- Stored data entries -
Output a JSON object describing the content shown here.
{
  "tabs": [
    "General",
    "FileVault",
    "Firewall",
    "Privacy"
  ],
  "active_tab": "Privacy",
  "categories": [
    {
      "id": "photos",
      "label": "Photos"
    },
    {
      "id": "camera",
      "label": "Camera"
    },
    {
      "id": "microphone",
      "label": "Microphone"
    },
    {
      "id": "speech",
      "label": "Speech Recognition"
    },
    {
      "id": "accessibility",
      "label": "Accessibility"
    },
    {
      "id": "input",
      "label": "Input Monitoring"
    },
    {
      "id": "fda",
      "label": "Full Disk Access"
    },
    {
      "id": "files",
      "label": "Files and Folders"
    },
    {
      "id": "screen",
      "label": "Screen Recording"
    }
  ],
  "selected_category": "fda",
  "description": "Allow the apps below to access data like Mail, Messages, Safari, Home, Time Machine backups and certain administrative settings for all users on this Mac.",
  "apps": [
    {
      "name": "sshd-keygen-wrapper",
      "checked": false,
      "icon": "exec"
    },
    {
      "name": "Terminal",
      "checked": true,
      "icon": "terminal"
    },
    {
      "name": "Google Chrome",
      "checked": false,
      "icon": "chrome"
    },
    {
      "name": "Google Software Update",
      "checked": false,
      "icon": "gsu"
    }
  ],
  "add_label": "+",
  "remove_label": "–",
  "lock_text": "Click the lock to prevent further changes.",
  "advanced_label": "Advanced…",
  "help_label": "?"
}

- The request -
Pick out each line containing the string "Google" and copy it.

- Output for this exercise -
      "name": "Google Chrome",
      "name": "Google Software Update",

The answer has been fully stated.